- _Aim of the task_:
From the entries that follow, extract each line holding the string "localhost".

>> Start Stored records

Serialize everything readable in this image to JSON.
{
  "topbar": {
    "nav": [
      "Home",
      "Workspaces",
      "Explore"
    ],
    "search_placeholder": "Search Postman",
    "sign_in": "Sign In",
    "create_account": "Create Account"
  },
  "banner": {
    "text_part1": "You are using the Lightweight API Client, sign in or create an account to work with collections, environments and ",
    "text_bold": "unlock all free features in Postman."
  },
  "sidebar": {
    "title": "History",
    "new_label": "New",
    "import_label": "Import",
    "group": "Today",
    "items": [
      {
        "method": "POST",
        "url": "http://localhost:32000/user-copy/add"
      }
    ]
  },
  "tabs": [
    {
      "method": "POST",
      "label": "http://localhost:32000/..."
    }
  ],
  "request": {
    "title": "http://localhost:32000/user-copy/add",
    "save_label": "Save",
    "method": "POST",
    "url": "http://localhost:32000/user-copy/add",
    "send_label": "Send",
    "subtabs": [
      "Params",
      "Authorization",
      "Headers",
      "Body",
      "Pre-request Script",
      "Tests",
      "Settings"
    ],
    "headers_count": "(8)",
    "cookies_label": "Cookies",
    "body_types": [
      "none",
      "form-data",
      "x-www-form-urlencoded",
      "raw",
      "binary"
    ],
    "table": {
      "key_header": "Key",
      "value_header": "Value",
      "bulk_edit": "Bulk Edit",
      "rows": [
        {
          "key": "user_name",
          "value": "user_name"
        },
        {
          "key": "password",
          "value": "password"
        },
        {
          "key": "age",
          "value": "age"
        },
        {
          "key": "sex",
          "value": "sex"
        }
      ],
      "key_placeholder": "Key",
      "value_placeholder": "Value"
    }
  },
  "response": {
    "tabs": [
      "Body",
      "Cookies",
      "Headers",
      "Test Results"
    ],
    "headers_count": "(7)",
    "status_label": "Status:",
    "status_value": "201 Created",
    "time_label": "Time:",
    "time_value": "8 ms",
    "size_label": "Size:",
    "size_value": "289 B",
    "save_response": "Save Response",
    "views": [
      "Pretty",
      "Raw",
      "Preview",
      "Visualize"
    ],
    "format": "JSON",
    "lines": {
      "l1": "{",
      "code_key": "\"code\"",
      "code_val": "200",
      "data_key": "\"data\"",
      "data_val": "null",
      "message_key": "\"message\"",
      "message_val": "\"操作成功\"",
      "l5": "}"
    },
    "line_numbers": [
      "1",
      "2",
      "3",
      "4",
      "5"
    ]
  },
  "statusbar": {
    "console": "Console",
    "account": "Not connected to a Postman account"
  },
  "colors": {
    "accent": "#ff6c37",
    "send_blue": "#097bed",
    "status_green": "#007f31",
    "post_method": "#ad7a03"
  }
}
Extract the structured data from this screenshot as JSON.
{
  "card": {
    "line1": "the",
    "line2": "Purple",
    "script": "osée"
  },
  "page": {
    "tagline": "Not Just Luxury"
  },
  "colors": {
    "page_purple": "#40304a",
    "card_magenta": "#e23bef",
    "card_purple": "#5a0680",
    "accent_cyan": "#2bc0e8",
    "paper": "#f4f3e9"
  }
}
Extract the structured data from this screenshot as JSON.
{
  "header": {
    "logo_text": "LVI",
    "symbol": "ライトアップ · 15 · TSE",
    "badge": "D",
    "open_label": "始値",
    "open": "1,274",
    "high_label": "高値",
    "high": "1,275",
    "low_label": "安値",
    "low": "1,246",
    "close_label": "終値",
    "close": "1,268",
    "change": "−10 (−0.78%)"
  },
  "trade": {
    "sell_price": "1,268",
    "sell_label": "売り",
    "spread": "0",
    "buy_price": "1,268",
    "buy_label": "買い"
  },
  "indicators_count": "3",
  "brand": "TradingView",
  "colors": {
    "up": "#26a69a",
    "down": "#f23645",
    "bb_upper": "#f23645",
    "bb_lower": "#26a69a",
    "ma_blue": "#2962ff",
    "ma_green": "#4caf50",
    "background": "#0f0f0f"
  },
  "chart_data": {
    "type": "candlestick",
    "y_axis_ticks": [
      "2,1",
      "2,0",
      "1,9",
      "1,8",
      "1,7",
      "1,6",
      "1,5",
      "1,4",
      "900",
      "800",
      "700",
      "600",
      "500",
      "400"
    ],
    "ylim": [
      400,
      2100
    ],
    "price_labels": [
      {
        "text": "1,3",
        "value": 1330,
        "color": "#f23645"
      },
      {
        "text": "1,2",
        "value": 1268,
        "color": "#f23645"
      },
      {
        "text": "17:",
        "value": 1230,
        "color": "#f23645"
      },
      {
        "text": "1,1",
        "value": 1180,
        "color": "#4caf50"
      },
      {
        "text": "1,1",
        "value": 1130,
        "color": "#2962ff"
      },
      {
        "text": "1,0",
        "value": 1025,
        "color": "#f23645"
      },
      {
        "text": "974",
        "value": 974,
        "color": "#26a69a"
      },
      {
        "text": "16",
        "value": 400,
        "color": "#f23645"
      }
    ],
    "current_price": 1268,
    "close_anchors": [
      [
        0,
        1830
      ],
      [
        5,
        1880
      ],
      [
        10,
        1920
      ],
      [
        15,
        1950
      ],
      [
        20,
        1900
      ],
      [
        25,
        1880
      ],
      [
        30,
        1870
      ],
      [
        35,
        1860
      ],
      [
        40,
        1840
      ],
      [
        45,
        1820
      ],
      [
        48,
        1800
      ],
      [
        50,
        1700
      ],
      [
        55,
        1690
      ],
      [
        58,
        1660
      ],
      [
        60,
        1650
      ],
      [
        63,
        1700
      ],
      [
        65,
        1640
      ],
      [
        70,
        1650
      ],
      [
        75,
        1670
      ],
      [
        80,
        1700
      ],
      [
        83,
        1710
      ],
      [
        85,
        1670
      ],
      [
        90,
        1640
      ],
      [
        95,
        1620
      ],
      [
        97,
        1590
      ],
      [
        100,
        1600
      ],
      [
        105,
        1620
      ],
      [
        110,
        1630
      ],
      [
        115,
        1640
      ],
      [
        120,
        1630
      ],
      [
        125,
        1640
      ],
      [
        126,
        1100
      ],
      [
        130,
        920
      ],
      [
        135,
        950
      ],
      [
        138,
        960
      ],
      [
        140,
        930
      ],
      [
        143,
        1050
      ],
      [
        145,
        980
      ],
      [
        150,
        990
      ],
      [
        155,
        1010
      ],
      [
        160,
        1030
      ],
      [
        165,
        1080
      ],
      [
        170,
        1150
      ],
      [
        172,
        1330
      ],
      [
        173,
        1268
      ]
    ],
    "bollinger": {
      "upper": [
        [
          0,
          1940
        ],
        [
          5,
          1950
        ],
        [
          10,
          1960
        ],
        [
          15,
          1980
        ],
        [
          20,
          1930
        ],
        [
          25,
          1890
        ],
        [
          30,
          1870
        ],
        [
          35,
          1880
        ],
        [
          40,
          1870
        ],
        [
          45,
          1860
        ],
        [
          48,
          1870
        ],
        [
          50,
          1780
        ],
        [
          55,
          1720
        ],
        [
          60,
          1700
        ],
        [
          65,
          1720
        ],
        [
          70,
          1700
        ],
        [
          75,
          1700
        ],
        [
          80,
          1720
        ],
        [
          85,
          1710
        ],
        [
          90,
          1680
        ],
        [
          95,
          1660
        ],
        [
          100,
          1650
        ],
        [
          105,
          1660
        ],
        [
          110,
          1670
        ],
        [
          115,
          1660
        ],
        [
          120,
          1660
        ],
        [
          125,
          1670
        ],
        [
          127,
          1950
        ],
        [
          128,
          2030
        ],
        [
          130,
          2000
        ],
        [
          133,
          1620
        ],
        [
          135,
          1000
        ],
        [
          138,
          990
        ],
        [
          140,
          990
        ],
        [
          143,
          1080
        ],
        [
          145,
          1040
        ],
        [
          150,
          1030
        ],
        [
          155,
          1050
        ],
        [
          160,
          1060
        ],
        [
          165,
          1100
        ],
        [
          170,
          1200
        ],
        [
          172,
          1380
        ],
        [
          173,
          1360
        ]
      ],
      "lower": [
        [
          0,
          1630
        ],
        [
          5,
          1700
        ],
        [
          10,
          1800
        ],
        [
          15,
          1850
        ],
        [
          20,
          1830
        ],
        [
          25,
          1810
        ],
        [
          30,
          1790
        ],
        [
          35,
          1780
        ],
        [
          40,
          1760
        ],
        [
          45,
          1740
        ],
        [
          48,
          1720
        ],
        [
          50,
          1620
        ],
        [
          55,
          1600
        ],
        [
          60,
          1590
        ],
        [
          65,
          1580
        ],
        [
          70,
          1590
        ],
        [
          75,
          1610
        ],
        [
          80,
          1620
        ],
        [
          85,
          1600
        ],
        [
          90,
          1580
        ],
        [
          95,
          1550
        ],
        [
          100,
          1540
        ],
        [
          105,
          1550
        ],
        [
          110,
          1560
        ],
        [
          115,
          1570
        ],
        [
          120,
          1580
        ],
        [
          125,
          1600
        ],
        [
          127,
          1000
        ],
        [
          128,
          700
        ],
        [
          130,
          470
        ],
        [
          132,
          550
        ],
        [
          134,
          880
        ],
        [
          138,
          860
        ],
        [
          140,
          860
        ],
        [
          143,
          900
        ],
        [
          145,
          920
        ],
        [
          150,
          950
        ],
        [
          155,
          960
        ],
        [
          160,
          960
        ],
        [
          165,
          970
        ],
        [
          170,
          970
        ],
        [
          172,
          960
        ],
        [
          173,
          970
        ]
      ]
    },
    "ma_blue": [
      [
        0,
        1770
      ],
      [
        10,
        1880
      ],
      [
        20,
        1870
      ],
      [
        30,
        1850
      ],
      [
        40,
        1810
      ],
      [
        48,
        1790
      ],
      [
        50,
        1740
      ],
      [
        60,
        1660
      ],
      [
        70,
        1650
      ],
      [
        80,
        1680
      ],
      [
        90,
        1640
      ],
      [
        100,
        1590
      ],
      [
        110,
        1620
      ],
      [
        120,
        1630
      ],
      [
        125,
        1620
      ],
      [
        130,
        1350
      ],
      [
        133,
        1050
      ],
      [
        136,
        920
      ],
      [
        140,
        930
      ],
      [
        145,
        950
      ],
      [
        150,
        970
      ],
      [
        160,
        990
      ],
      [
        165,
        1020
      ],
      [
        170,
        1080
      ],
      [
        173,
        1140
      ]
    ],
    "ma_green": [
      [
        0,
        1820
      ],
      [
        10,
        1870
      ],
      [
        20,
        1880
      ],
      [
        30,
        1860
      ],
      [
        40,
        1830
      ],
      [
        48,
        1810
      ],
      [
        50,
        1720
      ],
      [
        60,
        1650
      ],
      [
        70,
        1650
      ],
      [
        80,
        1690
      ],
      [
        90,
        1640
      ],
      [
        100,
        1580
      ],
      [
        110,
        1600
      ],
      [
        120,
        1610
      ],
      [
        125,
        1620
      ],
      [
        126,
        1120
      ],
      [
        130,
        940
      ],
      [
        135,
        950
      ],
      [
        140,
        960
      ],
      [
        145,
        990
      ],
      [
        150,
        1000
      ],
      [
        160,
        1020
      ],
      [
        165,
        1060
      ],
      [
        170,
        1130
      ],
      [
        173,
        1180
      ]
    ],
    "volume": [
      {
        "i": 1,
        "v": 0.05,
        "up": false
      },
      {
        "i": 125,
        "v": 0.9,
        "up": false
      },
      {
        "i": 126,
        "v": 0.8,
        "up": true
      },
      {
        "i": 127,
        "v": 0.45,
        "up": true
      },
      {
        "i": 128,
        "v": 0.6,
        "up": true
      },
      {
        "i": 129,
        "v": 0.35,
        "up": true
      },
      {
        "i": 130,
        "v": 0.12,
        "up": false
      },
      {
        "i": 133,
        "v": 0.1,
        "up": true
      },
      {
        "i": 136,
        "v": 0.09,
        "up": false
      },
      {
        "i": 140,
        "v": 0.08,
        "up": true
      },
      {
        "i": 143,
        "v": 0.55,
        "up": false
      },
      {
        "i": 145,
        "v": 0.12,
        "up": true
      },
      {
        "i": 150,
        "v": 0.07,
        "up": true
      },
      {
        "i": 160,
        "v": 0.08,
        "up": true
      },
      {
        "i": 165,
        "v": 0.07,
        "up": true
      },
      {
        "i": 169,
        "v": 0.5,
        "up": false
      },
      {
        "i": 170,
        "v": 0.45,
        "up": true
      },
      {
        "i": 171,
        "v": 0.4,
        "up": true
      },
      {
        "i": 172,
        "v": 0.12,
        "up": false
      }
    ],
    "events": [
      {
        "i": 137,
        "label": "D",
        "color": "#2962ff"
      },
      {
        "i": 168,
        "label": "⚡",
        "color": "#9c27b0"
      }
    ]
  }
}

>> End Stored records

- _Written response_:
        "url": "http://localhost:32000/user-copy/add"
      "label": "http://localhost:32000/..."
    "title": "http://localhost:32000/user-copy/add",
    "url": "http://localhost:32000/user-copy/add",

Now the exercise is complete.